• [Figure dataset records]
++++++++

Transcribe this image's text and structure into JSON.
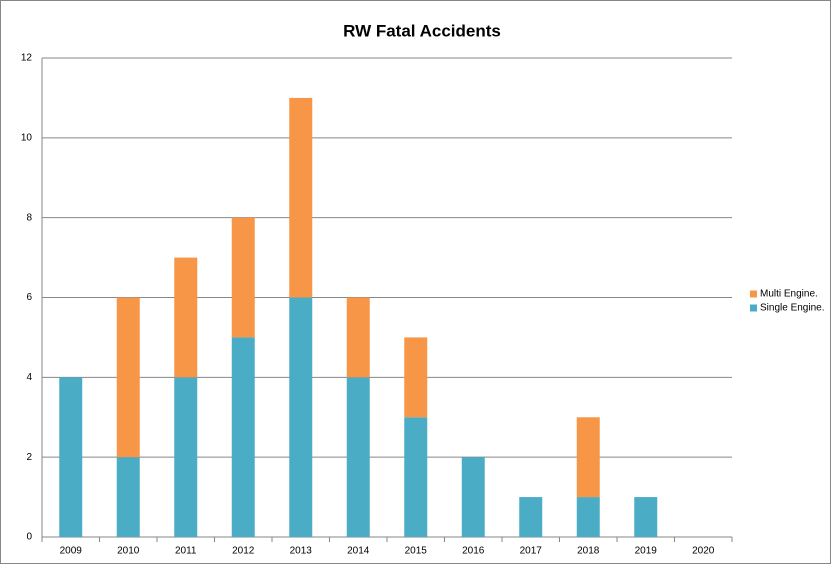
{
  "chart_data": {
    "type": "stacked_bar",
    "title": "RW Fatal Accidents",
    "categories": [
      "2009",
      "2010",
      "2011",
      "2012",
      "2013",
      "2014",
      "2015",
      "2016",
      "2017",
      "2018",
      "2019",
      "2020"
    ],
    "series": [
      {
        "name": "Single Engine.",
        "color": "#4bacc6",
        "values": [
          4,
          2,
          4,
          5,
          6,
          4,
          3,
          2,
          1,
          1,
          1,
          0
        ]
      },
      {
        "name": "Multi Engine.",
        "color": "#f79646",
        "values": [
          0,
          4,
          3,
          3,
          5,
          2,
          2,
          0,
          0,
          2,
          0,
          0
        ]
      }
    ],
    "ylim": [
      0,
      12
    ],
    "yticks": [
      0,
      2,
      4,
      6,
      8,
      10,
      12
    ],
    "grid": true,
    "legend": "right"
  }
}
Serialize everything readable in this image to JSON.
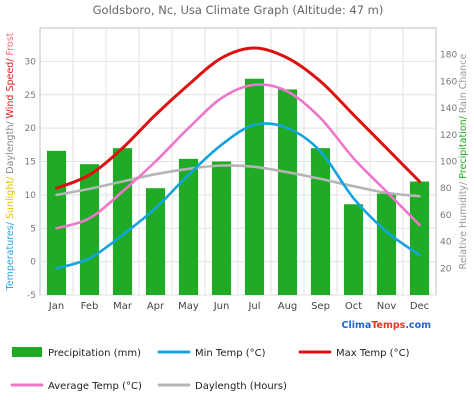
{
  "chart_data": {
    "type": "bar",
    "title": "Goldsboro, Nc, Usa Climate Graph (Altitude: 47 m)",
    "categories": [
      "Jan",
      "Feb",
      "Mar",
      "Apr",
      "May",
      "Jun",
      "Jul",
      "Aug",
      "Sep",
      "Oct",
      "Nov",
      "Dec"
    ],
    "left_axis": {
      "label_parts": [
        {
          "text": "Temperatures/ ",
          "color": "#2aa6e0"
        },
        {
          "text": "Sunlight/ ",
          "color": "#e8c000"
        },
        {
          "text": "Daylength/ ",
          "color": "#888888"
        },
        {
          "text": "Wind Speed/ ",
          "color": "#dd2222"
        },
        {
          "text": "Frost",
          "color": "#f07080"
        }
      ],
      "ylim": [
        -5,
        35
      ],
      "ticks": [
        -5,
        0,
        5,
        10,
        15,
        20,
        25,
        30
      ]
    },
    "right_axis": {
      "label_parts": [
        {
          "text": "Relative Humidity/ ",
          "color": "#999999"
        },
        {
          "text": "Precipitation/ ",
          "color": "#22aa22"
        },
        {
          "text": "Rain Chance",
          "color": "#999999"
        }
      ],
      "ylim": [
        0,
        200
      ],
      "ticks": [
        20,
        40,
        60,
        80,
        100,
        120,
        140,
        160,
        180
      ]
    },
    "series": [
      {
        "name": "Precipitation (mm)",
        "kind": "bar",
        "axis": "right",
        "color": "#1fab25",
        "values": [
          108,
          98,
          110,
          80,
          102,
          100,
          162,
          154,
          110,
          68,
          76,
          85
        ]
      },
      {
        "name": "Min Temp (°C)",
        "kind": "line",
        "axis": "left",
        "color": "#13a4e0",
        "values": [
          -1,
          0.5,
          4,
          8,
          13,
          17.5,
          20.5,
          20,
          16.5,
          9.5,
          4.5,
          1
        ]
      },
      {
        "name": "Max Temp (°C)",
        "kind": "line",
        "axis": "left",
        "color": "#dd1111",
        "values": [
          11,
          13,
          17,
          22,
          26.5,
          30.5,
          32,
          30.5,
          27,
          22,
          17,
          12
        ]
      },
      {
        "name": "Average Temp (°C)",
        "kind": "line",
        "axis": "left",
        "color": "#ee77cc",
        "values": [
          5,
          6.5,
          10.5,
          15,
          20,
          24.5,
          26.5,
          25.5,
          21.5,
          15.5,
          10.5,
          5.5
        ]
      },
      {
        "name": "Daylength (Hours)",
        "kind": "line",
        "axis": "left",
        "color": "#b5b5b5",
        "values": [
          10,
          10.9,
          12,
          13.1,
          13.9,
          14.4,
          14.2,
          13.4,
          12.4,
          11.3,
          10.3,
          9.8
        ]
      }
    ],
    "grid": true,
    "legend_position": "bottom"
  },
  "brand": {
    "text": "ClimaTemps.com",
    "part1": "Clima",
    "part2": "Temps",
    "suffix": ".com"
  }
}
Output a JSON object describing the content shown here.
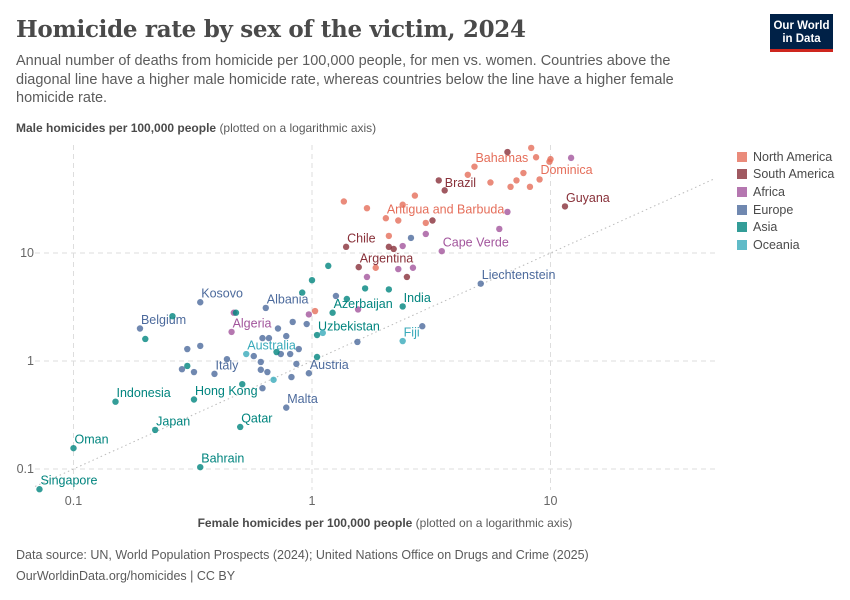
{
  "header": {
    "title": "Homicide rate by sex of the victim, 2024",
    "subtitle": "Annual number of deaths from homicide per 100,000 people, for men vs. women. Countries above the diagonal line have a higher male homicide rate, whereas countries below the line have a higher female homicide rate.",
    "logo": "Our World in Data"
  },
  "footer": {
    "source": "Data source: UN, World Population Prospects (2024); United Nations Office on Drugs and Crime (2025)",
    "link": "OurWorldinData.org/homicides | CC BY"
  },
  "chart_data": {
    "type": "scatter",
    "title": "Homicide rate by sex of the victim, 2024",
    "xlabel_bold": "Female homicides per 100,000 people",
    "xlabel_note": "(plotted on a logarithmic axis)",
    "ylabel_bold": "Male homicides per 100,000 people",
    "ylabel_note": "(plotted on a logarithmic axis)",
    "x_scale": "log",
    "y_scale": "log",
    "xlim": [
      0.069,
      49
    ],
    "ylim": [
      0.064,
      100
    ],
    "x_ticks": [
      "0.1",
      "1",
      "10"
    ],
    "y_ticks": [
      "0.1",
      "1",
      "10"
    ],
    "grid": true,
    "reference_line": "y = x (dotted diagonal)",
    "legend_position": "right",
    "legend": [
      {
        "name": "North America",
        "color": "#E56E5A"
      },
      {
        "name": "South America",
        "color": "#883039"
      },
      {
        "name": "Africa",
        "color": "#A2559C"
      },
      {
        "name": "Europe",
        "color": "#4C6A9C"
      },
      {
        "name": "Asia",
        "color": "#00847E"
      },
      {
        "name": "Oceania",
        "color": "#38AABA"
      }
    ],
    "points": [
      {
        "country": "Bahamas",
        "region": "North America",
        "x": 4.8,
        "y": 63
      },
      {
        "country": "Dominica",
        "region": "North America",
        "x": 9.9,
        "y": 70
      },
      {
        "country": "Antigua and Barbuda",
        "region": "North America",
        "x": 2.04,
        "y": 21
      },
      {
        "region": "North America",
        "x": 8.3,
        "y": 94
      },
      {
        "region": "North America",
        "x": 8.7,
        "y": 77
      },
      {
        "region": "North America",
        "x": 10,
        "y": 74
      },
      {
        "region": "North America",
        "x": 4.5,
        "y": 53
      },
      {
        "region": "North America",
        "x": 7.7,
        "y": 55
      },
      {
        "region": "North America",
        "x": 7.2,
        "y": 47
      },
      {
        "region": "North America",
        "x": 9.0,
        "y": 48
      },
      {
        "region": "North America",
        "x": 5.6,
        "y": 45
      },
      {
        "region": "North America",
        "x": 6.8,
        "y": 41
      },
      {
        "region": "North America",
        "x": 8.2,
        "y": 41
      },
      {
        "region": "North America",
        "x": 2.7,
        "y": 34
      },
      {
        "region": "North America",
        "x": 2.4,
        "y": 28
      },
      {
        "region": "North America",
        "x": 1.7,
        "y": 26
      },
      {
        "region": "North America",
        "x": 1.36,
        "y": 30
      },
      {
        "region": "North America",
        "x": 2.3,
        "y": 20
      },
      {
        "region": "North America",
        "x": 3.0,
        "y": 19
      },
      {
        "region": "North America",
        "x": 2.1,
        "y": 14.4
      },
      {
        "region": "North America",
        "x": 1.85,
        "y": 7.3
      },
      {
        "region": "North America",
        "x": 1.03,
        "y": 2.9
      },
      {
        "country": "Brazil",
        "region": "South America",
        "x": 3.4,
        "y": 47
      },
      {
        "country": "Guyana",
        "region": "South America",
        "x": 11.5,
        "y": 27
      },
      {
        "country": "Chile",
        "region": "South America",
        "x": 1.39,
        "y": 11.4
      },
      {
        "country": "Argentina",
        "region": "South America",
        "x": 1.57,
        "y": 7.4
      },
      {
        "region": "South America",
        "x": 6.6,
        "y": 86
      },
      {
        "region": "South America",
        "x": 3.6,
        "y": 38
      },
      {
        "region": "South America",
        "x": 3.2,
        "y": 20
      },
      {
        "region": "South America",
        "x": 2.1,
        "y": 11.4
      },
      {
        "region": "South America",
        "x": 2.2,
        "y": 10.9
      },
      {
        "region": "South America",
        "x": 2.5,
        "y": 6.0
      },
      {
        "country": "Cape Verde",
        "region": "Africa",
        "x": 3.5,
        "y": 10.4
      },
      {
        "country": "Algeria",
        "region": "Africa",
        "x": 0.46,
        "y": 1.86
      },
      {
        "region": "Africa",
        "x": 12.2,
        "y": 76
      },
      {
        "region": "Africa",
        "x": 6.6,
        "y": 24
      },
      {
        "region": "Africa",
        "x": 6.1,
        "y": 16.7
      },
      {
        "region": "Africa",
        "x": 3.0,
        "y": 15
      },
      {
        "region": "Africa",
        "x": 2.4,
        "y": 11.6
      },
      {
        "region": "Africa",
        "x": 2.3,
        "y": 7.1
      },
      {
        "region": "Africa",
        "x": 2.65,
        "y": 7.3
      },
      {
        "region": "Africa",
        "x": 1.7,
        "y": 6.0
      },
      {
        "region": "Africa",
        "x": 0.47,
        "y": 2.8
      },
      {
        "region": "Africa",
        "x": 0.97,
        "y": 2.7
      },
      {
        "region": "Africa",
        "x": 1.56,
        "y": 3.0
      },
      {
        "country": "Liechtenstein",
        "region": "Europe",
        "x": 5.1,
        "y": 5.2
      },
      {
        "country": "Kosovo",
        "region": "Europe",
        "x": 0.34,
        "y": 3.5
      },
      {
        "country": "Albania",
        "region": "Europe",
        "x": 0.64,
        "y": 3.1
      },
      {
        "country": "Belgium",
        "region": "Europe",
        "x": 0.19,
        "y": 2.0
      },
      {
        "country": "Italy",
        "region": "Europe",
        "x": 0.39,
        "y": 0.76
      },
      {
        "country": "Austria",
        "region": "Europe",
        "x": 0.97,
        "y": 0.77
      },
      {
        "country": "Malta",
        "region": "Europe",
        "x": 0.78,
        "y": 0.37
      },
      {
        "region": "Europe",
        "x": 2.6,
        "y": 13.8
      },
      {
        "region": "Europe",
        "x": 1.26,
        "y": 4.0
      },
      {
        "region": "Europe",
        "x": 0.83,
        "y": 2.3
      },
      {
        "region": "Europe",
        "x": 0.72,
        "y": 2.0
      },
      {
        "region": "Europe",
        "x": 0.95,
        "y": 2.2
      },
      {
        "region": "Europe",
        "x": 1.55,
        "y": 1.5
      },
      {
        "region": "Europe",
        "x": 2.9,
        "y": 2.1
      },
      {
        "region": "Europe",
        "x": 0.62,
        "y": 1.63
      },
      {
        "region": "Europe",
        "x": 0.66,
        "y": 1.63
      },
      {
        "region": "Europe",
        "x": 0.78,
        "y": 1.7
      },
      {
        "region": "Europe",
        "x": 0.3,
        "y": 1.29
      },
      {
        "region": "Europe",
        "x": 0.34,
        "y": 1.38
      },
      {
        "region": "Europe",
        "x": 0.57,
        "y": 1.11
      },
      {
        "region": "Europe",
        "x": 0.74,
        "y": 1.16
      },
      {
        "region": "Europe",
        "x": 0.81,
        "y": 1.16
      },
      {
        "region": "Europe",
        "x": 0.88,
        "y": 1.29
      },
      {
        "region": "Europe",
        "x": 0.44,
        "y": 1.04
      },
      {
        "region": "Europe",
        "x": 0.285,
        "y": 0.84
      },
      {
        "region": "Europe",
        "x": 0.32,
        "y": 0.79
      },
      {
        "region": "Europe",
        "x": 0.61,
        "y": 0.98
      },
      {
        "region": "Europe",
        "x": 0.61,
        "y": 0.83
      },
      {
        "region": "Europe",
        "x": 0.65,
        "y": 0.79
      },
      {
        "region": "Europe",
        "x": 0.86,
        "y": 0.94
      },
      {
        "region": "Europe",
        "x": 0.82,
        "y": 0.71
      },
      {
        "region": "Europe",
        "x": 0.62,
        "y": 0.56
      },
      {
        "country": "India",
        "region": "Asia",
        "x": 2.4,
        "y": 3.2
      },
      {
        "country": "Azerbaijan",
        "region": "Asia",
        "x": 1.22,
        "y": 2.8
      },
      {
        "country": "Uzbekistan",
        "region": "Asia",
        "x": 1.05,
        "y": 1.74
      },
      {
        "country": "Hong Kong",
        "region": "Asia",
        "x": 0.32,
        "y": 0.44
      },
      {
        "country": "Indonesia",
        "region": "Asia",
        "x": 0.15,
        "y": 0.42
      },
      {
        "country": "Qatar",
        "region": "Asia",
        "x": 0.5,
        "y": 0.245
      },
      {
        "country": "Japan",
        "region": "Asia",
        "x": 0.22,
        "y": 0.23
      },
      {
        "country": "Oman",
        "region": "Asia",
        "x": 0.1,
        "y": 0.156
      },
      {
        "country": "Bahrain",
        "region": "Asia",
        "x": 0.34,
        "y": 0.104
      },
      {
        "country": "Singapore",
        "region": "Asia",
        "x": 0.072,
        "y": 0.065
      },
      {
        "region": "Asia",
        "x": 1.17,
        "y": 7.6
      },
      {
        "region": "Asia",
        "x": 1.67,
        "y": 4.7
      },
      {
        "region": "Asia",
        "x": 2.1,
        "y": 4.6
      },
      {
        "region": "Asia",
        "x": 1.0,
        "y": 5.6
      },
      {
        "region": "Asia",
        "x": 0.91,
        "y": 4.3
      },
      {
        "region": "Asia",
        "x": 0.48,
        "y": 2.8
      },
      {
        "region": "Asia",
        "x": 1.4,
        "y": 3.75
      },
      {
        "region": "Asia",
        "x": 0.2,
        "y": 1.6
      },
      {
        "region": "Asia",
        "x": 0.26,
        "y": 2.6
      },
      {
        "region": "Asia",
        "x": 0.3,
        "y": 0.9
      },
      {
        "region": "Asia",
        "x": 0.51,
        "y": 0.61
      },
      {
        "region": "Asia",
        "x": 1.05,
        "y": 1.09
      },
      {
        "region": "Asia",
        "x": 0.71,
        "y": 1.21
      },
      {
        "country": "Australia",
        "region": "Oceania",
        "x": 0.53,
        "y": 1.16
      },
      {
        "country": "Fiji",
        "region": "Oceania",
        "x": 2.4,
        "y": 1.53
      },
      {
        "region": "Oceania",
        "x": 1.11,
        "y": 1.82
      },
      {
        "region": "Oceania",
        "x": 0.69,
        "y": 0.67
      }
    ]
  }
}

++++++++

• [REQUIRED TASK] Find every line above that contains the word "Precipitation", and return each one.

• [CORRECT RESULT]
          "text": "Precipitation/ ",
        "name": "Precipitation (mm)",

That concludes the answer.